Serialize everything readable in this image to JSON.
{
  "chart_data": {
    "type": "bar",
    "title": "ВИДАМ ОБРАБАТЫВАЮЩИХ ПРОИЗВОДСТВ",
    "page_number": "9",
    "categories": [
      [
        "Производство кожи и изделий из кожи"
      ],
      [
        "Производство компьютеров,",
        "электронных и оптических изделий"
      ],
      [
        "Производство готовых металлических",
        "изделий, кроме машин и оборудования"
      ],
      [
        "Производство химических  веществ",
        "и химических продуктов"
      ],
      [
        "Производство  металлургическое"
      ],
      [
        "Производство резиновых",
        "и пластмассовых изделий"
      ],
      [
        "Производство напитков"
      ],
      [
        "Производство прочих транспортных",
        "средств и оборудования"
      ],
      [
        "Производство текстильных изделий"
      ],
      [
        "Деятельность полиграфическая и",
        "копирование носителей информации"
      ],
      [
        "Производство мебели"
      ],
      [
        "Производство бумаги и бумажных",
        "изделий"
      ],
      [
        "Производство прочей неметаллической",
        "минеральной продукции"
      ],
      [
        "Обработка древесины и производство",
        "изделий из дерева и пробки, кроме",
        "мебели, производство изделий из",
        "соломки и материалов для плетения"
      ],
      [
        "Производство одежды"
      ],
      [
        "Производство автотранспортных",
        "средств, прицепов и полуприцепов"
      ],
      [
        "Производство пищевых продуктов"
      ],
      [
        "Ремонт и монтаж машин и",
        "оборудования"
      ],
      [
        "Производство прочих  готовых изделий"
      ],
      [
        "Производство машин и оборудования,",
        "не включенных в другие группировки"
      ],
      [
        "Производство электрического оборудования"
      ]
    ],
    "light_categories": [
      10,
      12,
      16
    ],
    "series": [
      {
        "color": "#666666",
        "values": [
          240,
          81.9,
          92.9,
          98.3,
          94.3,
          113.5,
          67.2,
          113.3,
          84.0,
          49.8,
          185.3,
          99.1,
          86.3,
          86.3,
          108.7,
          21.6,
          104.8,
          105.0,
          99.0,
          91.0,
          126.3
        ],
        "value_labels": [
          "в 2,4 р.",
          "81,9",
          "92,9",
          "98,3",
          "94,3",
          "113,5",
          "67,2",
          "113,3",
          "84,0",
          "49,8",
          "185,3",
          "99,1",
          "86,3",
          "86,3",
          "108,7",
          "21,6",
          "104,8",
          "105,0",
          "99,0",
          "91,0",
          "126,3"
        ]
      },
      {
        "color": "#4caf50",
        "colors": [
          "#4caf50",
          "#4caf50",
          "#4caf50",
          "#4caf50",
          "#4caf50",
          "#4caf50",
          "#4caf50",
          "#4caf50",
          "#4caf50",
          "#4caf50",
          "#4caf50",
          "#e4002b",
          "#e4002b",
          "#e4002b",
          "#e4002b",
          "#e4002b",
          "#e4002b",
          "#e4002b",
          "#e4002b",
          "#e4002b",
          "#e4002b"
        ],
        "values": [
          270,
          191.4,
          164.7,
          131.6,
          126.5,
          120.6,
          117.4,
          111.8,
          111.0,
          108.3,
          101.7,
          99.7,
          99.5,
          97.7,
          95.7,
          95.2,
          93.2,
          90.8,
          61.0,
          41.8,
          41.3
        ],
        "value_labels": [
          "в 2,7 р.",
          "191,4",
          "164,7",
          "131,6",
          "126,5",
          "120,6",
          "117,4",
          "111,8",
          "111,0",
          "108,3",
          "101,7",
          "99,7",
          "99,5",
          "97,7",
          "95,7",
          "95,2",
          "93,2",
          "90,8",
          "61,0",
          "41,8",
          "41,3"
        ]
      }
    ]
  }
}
------------------------------------
- [Exercise]: Which lines in the data above contain "машин"? Show each one.

- [Expected answer]:
        "изделий, кроме машин и оборудования"
        "Ремонт и монтаж машин и",
        "Производство машин и оборудования,",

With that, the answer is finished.